> [Given exercise] Copy every line from the data below in which the string "giorno" can be found.
** start of Data supplied **
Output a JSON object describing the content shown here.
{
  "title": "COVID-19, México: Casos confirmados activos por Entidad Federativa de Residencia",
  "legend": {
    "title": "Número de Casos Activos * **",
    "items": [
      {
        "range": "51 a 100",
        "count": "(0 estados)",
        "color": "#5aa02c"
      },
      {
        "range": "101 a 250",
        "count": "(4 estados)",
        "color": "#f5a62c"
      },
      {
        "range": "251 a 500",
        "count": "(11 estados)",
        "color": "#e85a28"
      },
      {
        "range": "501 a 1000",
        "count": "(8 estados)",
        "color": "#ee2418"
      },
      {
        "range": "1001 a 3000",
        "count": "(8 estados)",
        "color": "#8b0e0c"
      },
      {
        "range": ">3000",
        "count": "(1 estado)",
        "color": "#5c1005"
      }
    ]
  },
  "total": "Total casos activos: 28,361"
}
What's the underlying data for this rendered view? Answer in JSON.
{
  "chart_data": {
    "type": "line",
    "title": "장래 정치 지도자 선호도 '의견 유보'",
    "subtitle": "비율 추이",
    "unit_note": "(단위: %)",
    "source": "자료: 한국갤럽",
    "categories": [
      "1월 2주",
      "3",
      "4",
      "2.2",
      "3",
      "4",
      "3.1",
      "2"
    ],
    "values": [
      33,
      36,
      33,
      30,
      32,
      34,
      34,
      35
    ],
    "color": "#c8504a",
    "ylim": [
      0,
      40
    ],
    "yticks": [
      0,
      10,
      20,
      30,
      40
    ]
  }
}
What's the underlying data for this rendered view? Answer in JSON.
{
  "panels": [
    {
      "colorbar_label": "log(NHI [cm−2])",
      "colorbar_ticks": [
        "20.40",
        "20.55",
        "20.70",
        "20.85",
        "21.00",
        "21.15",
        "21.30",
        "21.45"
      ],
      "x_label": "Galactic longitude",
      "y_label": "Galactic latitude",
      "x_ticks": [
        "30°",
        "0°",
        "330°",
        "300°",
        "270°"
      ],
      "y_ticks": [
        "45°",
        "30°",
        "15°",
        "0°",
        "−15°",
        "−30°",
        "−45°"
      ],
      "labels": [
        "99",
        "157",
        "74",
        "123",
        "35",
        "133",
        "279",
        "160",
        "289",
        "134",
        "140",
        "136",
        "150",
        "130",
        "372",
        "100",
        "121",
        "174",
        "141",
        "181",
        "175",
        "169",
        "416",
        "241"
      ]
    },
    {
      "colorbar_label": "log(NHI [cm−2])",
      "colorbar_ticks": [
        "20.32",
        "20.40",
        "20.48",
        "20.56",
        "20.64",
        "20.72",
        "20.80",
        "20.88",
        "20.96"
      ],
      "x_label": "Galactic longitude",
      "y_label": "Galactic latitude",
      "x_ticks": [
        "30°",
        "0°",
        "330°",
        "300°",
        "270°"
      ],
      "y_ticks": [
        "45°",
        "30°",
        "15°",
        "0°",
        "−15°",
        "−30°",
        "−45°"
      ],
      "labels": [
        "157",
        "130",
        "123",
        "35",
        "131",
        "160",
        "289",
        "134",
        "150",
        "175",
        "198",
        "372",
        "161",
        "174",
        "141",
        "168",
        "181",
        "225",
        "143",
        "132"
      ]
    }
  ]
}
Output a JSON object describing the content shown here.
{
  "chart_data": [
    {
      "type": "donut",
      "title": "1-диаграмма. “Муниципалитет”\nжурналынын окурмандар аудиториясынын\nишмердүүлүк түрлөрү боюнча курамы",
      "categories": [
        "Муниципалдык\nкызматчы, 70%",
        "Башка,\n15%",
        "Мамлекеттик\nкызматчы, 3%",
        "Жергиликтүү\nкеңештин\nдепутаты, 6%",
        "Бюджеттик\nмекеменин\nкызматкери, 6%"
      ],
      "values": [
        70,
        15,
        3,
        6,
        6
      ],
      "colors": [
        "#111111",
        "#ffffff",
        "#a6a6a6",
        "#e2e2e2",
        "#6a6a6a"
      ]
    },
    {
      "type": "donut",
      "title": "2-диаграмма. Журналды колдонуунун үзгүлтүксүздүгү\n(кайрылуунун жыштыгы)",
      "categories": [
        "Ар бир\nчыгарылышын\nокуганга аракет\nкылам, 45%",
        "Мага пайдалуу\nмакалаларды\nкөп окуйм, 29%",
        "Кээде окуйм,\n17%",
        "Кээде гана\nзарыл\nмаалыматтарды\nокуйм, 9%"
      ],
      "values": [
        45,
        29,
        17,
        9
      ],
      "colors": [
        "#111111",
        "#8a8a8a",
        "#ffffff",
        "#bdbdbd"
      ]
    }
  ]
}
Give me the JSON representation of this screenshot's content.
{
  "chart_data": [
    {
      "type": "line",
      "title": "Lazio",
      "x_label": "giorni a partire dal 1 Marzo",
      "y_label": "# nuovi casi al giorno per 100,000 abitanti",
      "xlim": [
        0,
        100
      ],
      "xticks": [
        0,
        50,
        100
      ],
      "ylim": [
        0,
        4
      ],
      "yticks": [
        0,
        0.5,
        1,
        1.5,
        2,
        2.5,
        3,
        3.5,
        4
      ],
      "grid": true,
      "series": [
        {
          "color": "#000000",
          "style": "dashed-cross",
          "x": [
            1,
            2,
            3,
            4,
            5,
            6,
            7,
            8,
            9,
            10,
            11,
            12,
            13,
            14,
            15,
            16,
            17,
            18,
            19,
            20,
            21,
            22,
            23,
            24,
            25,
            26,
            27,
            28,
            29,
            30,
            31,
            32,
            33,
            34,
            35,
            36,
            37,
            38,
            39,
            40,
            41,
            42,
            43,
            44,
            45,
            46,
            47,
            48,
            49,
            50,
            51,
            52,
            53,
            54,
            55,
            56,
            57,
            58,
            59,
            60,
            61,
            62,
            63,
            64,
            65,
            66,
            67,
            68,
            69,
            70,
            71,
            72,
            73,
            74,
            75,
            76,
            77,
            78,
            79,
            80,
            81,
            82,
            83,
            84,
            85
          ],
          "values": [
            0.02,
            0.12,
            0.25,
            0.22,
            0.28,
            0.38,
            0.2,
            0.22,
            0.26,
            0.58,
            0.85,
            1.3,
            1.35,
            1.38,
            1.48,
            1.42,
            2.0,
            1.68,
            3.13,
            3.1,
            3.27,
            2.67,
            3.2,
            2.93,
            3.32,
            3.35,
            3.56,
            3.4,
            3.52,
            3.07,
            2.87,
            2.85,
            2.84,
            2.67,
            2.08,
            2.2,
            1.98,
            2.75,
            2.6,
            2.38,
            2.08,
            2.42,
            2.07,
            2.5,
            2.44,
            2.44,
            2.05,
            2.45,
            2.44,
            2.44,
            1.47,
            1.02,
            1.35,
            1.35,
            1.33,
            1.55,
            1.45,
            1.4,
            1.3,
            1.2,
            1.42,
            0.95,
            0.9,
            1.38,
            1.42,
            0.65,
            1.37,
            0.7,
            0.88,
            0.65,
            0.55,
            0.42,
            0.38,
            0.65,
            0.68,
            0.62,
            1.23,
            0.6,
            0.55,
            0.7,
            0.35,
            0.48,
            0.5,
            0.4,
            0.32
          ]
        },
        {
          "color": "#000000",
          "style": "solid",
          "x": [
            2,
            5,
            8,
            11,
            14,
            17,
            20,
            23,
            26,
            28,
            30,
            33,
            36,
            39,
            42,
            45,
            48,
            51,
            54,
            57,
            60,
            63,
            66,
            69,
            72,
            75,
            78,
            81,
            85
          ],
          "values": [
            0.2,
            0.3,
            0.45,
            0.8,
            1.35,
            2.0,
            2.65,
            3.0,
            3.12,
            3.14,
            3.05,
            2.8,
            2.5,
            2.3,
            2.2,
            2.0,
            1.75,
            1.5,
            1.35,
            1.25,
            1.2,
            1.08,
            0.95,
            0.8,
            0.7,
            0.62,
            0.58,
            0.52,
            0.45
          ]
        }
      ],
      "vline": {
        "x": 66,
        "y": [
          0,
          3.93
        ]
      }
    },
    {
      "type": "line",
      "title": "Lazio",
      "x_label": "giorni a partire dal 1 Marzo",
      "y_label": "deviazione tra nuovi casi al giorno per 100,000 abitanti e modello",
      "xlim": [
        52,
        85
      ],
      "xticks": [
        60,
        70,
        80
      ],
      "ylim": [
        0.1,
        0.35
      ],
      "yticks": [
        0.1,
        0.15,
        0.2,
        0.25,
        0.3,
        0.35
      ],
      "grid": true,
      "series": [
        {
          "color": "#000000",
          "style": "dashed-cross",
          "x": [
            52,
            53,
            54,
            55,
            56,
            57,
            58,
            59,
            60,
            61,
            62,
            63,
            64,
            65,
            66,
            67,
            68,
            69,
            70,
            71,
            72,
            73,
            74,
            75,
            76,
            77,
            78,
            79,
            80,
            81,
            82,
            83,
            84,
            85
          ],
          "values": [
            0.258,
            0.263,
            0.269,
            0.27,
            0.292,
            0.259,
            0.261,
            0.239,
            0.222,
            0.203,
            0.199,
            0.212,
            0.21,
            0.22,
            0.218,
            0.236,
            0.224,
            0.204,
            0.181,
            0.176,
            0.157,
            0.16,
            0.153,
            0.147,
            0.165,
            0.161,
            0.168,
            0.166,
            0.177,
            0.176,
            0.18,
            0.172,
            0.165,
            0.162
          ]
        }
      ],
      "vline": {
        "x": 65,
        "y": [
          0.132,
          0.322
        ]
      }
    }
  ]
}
** end of Data supplied **
> [Solution for this exercise]
      "y_label": "# nuovi casi al giorno per 100,000 abitanti",
      "y_label": "deviazione tra nuovi casi al giorno per 100,000 abitanti e modello",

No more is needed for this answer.